- [What you should do]
Locate each line below that includes "JSON" and reproduce it.

-- Information shown start --

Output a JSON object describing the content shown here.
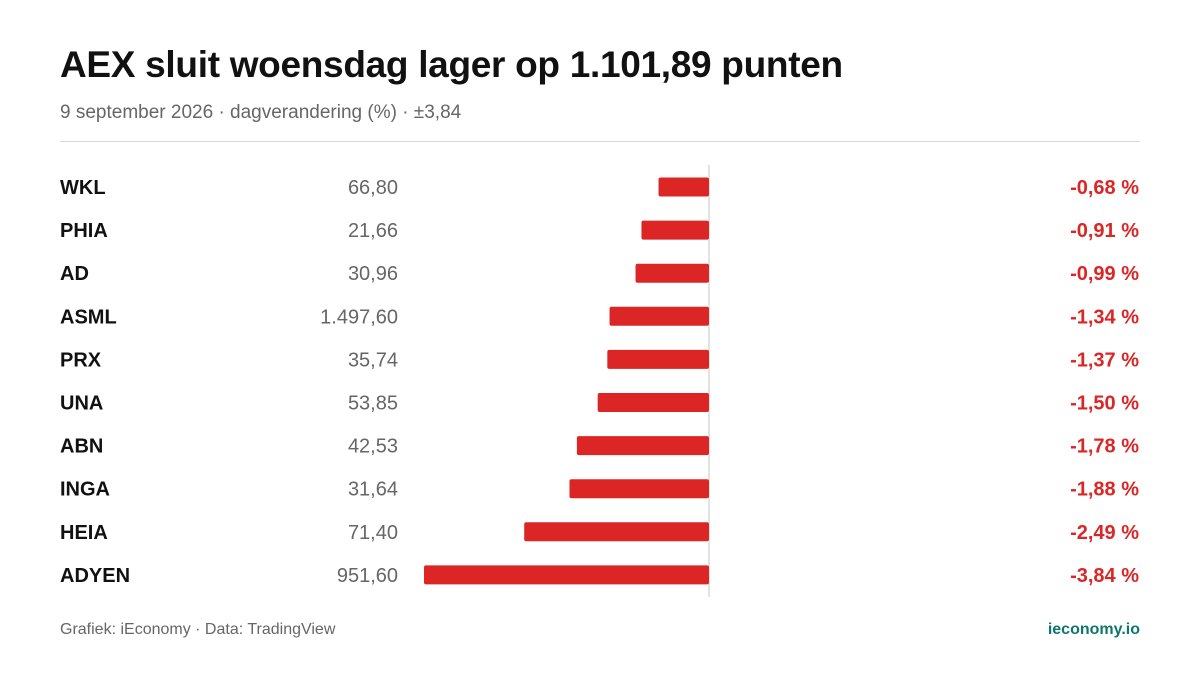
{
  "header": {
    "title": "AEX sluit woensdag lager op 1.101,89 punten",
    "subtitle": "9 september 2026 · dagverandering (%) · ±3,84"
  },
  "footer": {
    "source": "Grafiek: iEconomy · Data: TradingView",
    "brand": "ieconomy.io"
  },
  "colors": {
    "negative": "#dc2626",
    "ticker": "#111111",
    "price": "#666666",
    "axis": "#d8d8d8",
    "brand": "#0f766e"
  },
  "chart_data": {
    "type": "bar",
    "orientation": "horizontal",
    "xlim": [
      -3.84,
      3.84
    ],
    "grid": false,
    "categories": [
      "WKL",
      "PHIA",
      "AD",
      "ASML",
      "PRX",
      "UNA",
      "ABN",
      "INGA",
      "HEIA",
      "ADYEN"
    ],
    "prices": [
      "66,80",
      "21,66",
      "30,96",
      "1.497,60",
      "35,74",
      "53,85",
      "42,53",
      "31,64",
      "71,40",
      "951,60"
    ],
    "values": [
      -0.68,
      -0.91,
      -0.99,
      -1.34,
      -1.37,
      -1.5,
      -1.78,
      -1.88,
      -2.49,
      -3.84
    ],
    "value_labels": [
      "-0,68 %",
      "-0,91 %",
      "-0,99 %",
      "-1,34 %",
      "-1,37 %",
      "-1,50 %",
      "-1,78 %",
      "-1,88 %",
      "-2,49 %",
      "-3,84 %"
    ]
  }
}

-- Information shown end --
-- Information shown start --

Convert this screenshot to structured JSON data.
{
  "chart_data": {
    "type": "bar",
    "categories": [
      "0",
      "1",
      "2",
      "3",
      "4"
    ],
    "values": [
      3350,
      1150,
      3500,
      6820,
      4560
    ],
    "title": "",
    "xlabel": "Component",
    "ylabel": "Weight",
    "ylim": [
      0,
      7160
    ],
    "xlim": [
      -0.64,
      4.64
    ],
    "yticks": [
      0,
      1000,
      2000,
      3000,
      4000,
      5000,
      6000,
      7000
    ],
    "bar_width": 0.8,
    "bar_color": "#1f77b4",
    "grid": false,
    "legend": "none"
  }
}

-- Information shown end --

- [Task output]
Output a JSON object describing the content shown here.
Convert this screenshot to structured JSON data.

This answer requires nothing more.